Serious rights abuses, including war crimes, persisted in North Sinai predominantly by the army but also by ISIS-affiliated militants. The army demolished thousands of homes and buildings and forcibly evicted residents. Approximately 100,000, or one-fifth of North Sinai’s population, have been displaced by forced evictions or the war since 2014.

In February alone, the authorities executed 15 prisoners following flawed trials in cases of a political nature. Military and civilian courts of appeal upheld at least 32 death sentences in 2019, raising the number of those on death row to 74, the majority charged with political violence.

In August, al-Sisi approved a new nongovernmental organization law that keeps in place severe restrictions on the work of nongovernmental organizations. Egypt remains one of the world’s worst jailers of journalists, with roughly 30 journalists behind bars, mostly without trial. The authorities have blocked about 600 news, political, and human rights websites, including Human Rights Watch. In November, the authorities broke into the office of Mada Masr, one of the last independent news sources in the country, and detained staff members.

> _Stored records_:
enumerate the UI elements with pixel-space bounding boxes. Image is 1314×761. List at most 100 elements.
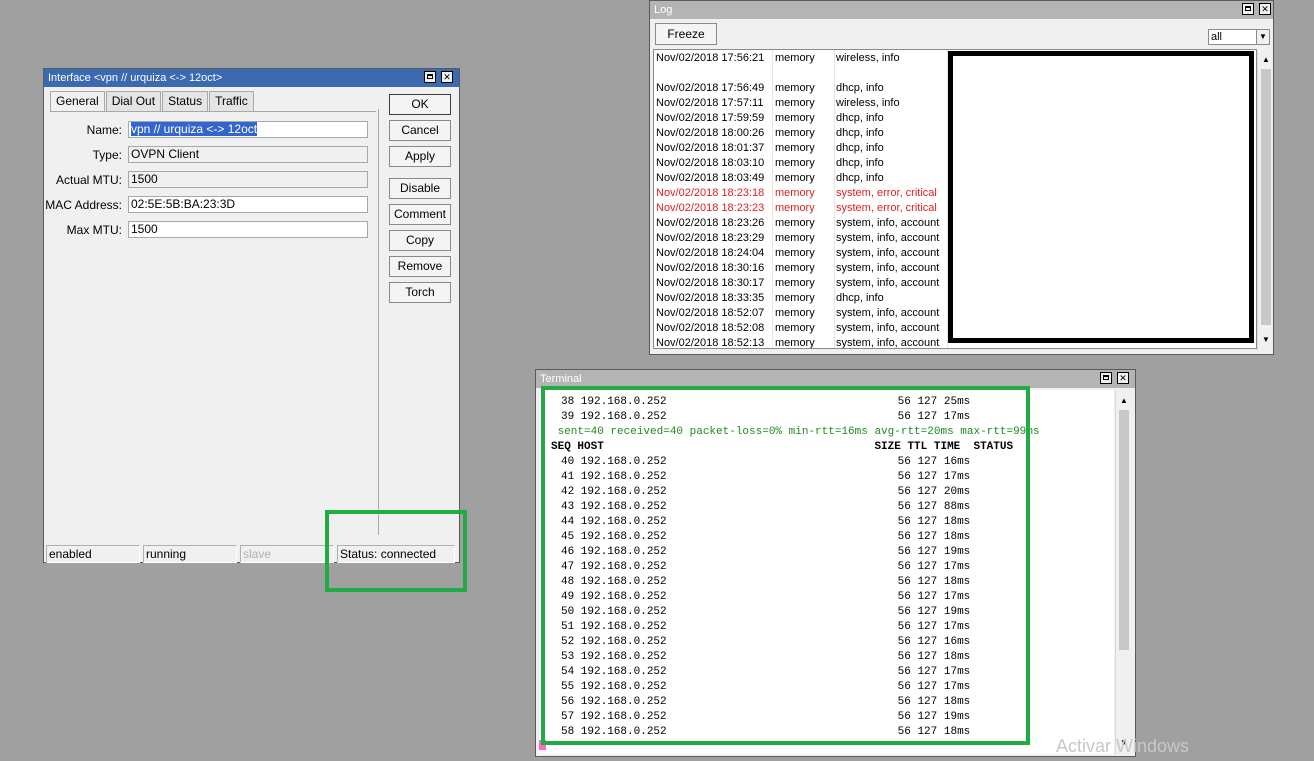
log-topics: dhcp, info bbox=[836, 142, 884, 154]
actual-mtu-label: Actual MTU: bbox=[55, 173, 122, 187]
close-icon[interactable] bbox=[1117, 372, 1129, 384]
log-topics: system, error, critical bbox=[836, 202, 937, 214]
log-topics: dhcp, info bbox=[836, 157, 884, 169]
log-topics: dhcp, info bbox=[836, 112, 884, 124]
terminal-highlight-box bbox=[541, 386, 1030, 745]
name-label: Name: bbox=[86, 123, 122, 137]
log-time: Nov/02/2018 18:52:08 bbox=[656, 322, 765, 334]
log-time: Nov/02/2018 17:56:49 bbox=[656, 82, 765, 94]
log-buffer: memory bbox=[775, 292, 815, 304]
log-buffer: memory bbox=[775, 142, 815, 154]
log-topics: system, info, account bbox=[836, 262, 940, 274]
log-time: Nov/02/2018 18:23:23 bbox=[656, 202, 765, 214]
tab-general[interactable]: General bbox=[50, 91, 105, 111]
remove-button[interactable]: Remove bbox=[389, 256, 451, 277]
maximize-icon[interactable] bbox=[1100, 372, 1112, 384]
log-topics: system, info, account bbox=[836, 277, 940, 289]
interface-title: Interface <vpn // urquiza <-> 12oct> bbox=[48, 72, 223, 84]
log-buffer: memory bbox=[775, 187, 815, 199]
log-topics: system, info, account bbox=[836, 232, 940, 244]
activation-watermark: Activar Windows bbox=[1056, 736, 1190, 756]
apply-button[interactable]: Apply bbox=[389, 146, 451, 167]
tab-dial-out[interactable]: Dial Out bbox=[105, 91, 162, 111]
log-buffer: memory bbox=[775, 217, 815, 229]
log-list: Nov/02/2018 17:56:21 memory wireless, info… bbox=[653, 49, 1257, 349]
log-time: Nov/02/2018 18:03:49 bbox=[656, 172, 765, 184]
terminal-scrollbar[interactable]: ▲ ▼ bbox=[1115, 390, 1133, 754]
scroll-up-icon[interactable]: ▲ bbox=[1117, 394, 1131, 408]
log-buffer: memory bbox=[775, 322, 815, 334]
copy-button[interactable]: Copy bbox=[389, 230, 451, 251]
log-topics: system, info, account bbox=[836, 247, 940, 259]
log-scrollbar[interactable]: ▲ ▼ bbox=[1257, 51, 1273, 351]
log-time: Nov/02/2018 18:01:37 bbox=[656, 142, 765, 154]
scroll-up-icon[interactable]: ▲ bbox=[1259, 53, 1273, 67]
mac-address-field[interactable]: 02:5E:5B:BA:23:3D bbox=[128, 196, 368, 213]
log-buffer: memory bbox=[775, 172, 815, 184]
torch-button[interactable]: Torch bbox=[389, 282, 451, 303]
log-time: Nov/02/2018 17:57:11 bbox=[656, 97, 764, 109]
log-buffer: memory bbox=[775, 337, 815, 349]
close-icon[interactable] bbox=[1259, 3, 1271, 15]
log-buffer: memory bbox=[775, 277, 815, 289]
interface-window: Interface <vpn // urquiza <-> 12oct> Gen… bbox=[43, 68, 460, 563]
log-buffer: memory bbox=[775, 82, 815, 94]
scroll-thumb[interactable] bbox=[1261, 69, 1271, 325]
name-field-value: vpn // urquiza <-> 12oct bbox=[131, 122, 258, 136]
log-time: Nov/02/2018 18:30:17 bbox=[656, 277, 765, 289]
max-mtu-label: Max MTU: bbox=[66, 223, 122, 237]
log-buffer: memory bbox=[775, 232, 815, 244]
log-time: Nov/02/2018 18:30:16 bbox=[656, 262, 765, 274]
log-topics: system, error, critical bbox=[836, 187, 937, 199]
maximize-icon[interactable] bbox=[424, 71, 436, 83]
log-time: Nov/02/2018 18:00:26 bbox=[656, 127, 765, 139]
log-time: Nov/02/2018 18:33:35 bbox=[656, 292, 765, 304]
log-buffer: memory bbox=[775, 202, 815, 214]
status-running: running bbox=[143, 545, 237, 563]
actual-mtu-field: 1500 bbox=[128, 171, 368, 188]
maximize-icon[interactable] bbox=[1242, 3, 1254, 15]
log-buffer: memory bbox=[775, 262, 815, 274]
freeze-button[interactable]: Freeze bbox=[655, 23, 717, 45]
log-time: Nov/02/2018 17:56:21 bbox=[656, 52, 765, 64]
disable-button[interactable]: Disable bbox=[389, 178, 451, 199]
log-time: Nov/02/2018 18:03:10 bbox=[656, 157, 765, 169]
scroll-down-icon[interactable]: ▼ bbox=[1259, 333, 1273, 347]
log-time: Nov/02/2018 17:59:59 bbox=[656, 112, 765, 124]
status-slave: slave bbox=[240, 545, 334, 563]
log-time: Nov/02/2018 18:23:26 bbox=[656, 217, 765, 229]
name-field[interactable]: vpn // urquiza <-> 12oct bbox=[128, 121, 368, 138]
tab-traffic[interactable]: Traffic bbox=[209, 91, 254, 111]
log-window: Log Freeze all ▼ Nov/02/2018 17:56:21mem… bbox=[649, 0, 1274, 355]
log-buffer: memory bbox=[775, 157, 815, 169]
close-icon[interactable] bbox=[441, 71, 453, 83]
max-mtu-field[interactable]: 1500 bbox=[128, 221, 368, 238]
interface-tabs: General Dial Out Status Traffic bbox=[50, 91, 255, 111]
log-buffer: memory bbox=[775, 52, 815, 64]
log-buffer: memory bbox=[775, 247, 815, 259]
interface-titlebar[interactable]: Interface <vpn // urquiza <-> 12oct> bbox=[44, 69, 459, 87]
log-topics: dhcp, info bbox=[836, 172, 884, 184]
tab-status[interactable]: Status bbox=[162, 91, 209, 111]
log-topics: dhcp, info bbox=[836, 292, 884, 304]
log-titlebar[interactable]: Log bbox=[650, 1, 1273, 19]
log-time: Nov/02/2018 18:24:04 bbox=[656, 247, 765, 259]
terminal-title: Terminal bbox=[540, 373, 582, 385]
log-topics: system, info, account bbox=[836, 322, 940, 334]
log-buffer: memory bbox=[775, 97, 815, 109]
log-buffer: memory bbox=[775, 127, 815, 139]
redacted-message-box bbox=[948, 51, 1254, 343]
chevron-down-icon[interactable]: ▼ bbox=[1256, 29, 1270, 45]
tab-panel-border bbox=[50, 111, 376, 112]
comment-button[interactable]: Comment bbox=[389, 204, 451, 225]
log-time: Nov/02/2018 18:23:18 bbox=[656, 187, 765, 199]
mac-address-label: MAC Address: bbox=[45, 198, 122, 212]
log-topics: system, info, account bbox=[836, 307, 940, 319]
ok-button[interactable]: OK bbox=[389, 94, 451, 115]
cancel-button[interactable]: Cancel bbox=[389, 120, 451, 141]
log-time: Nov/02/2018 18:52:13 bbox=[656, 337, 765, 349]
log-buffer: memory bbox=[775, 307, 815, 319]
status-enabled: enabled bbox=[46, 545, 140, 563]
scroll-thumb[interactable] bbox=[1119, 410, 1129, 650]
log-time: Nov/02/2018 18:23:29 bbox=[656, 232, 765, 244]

> _Problem_:
Extend the passage above on human rights abuses in Egypt, starting right after its last sentence.

> _Result of this task_:
During Egypt’s Universal Periodic Review at the Human Rights Council in November, scores of countries from across various regions criticized abuses in Egypt.

“The United States continued to provide extensive military aid to Egypt while rarely offering public criticism of its human rights record. President Donald Trump reportedly praised al-Sisi as his “favorite dictator” during meetings in August,” said Stork.